Extract provided:
Some states are part of the ongoing coalescing and PCPI-export process and are 
depicted in a field 1002 below the dashed line 1004, where qtrees share a fixed number of 
PCPIs and do not create PCPIs individually. The management agent only consumes 
PCPIs for events below line 1004. Other states are not considered part of the ongoing 
coalescing process and appear above the line 1004 in the upper field 1006. States outside 
of the coalescing cycle 1006 are fault-tolerant additions that typically do not occur. 
Qtrees that are not using a shared PCPI or are otherwise outside of the standard coalesc- 
ing cycle have states in this field. This is described in detail further below.

Dataset entries:

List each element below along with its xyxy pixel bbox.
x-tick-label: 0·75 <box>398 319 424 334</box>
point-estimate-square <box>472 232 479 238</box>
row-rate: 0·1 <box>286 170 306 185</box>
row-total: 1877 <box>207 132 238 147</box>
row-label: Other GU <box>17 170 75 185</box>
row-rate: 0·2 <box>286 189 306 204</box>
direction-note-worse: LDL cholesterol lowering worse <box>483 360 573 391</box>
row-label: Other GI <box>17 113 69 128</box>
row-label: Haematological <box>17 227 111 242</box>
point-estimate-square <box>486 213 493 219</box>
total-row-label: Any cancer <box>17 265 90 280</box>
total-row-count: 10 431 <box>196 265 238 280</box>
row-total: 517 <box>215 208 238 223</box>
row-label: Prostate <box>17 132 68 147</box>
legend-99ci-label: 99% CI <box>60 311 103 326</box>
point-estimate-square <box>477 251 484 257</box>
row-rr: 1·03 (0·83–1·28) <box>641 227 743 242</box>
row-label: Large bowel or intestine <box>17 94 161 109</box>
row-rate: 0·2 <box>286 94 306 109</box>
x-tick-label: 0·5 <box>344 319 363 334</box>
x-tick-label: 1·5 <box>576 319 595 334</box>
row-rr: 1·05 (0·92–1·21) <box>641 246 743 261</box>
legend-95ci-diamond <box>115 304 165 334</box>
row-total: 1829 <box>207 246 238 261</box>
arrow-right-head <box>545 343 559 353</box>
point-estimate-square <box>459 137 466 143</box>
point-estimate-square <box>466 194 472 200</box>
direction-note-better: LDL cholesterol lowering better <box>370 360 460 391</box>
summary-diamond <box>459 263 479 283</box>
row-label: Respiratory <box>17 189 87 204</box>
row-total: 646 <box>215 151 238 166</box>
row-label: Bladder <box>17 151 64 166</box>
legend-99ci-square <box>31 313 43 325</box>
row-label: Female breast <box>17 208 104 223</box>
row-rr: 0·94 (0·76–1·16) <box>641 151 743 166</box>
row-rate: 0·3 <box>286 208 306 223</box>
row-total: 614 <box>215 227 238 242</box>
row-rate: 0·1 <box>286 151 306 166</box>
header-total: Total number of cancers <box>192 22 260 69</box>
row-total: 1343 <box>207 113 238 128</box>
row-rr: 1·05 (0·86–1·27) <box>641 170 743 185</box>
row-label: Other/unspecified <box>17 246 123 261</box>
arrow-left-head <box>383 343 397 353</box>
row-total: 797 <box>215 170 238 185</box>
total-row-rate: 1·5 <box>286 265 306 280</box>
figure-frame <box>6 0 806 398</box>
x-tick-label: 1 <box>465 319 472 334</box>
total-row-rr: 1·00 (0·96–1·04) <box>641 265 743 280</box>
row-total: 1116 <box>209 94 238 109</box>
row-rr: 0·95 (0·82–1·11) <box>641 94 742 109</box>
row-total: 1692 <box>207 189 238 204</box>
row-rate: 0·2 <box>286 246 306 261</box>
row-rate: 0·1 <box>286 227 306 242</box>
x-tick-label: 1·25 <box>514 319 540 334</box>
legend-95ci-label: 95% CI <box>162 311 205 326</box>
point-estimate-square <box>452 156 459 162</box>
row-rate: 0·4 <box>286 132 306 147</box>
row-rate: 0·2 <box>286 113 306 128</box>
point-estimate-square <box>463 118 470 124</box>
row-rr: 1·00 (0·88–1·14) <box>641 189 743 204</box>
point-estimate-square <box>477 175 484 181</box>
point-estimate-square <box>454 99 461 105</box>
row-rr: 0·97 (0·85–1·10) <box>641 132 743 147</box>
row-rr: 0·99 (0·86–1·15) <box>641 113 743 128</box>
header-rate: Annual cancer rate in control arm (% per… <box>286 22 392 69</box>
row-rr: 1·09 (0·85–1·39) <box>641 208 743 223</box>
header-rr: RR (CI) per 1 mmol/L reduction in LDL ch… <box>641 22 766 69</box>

The tasks:
a) In the passage on qtree coalescing, which PCPI events does the management agent consume?
b) Please extend the passage on qtree coalescing and PCPI export with a few sentences that pick up after its final one.

Outputs for the tasks:
a) Only PCPIs for events below line 1004.

b)
Beginning with the conventional coalescing cycle 1002, all coalesced qtrees begin 
in a stable state 1010. At this time, the qtrees are exporting the same PCPI in which each 
qtree matches a source PCPI, which corresponds to a point in time image of the source 
active file system. Once a qtree begins an update, the qtree moves to an unstable update 
state 1011. If the update succeeds (branch 1012), then the qtree moves to a done state 
1014. In general, the done state 1014 represents a state of the mirror after the source has 
finished sending all data and the destination is committed to the update. Thus, the done 
state represents a point where destination-only post-processing is required to make the 
mirror stable. From the done state 1014, a qtree will be included in the two-step jump 
ahead branch 1032 at the end of the cycle when all coalesced qtrees transition over 1032 
to the stable state 1010 at which time they are exporting the new coalesced baseline 
PCPI. During this two-step jump ahead procedure, the management agent generates a 
new PCPI of all coalesced PCPIs.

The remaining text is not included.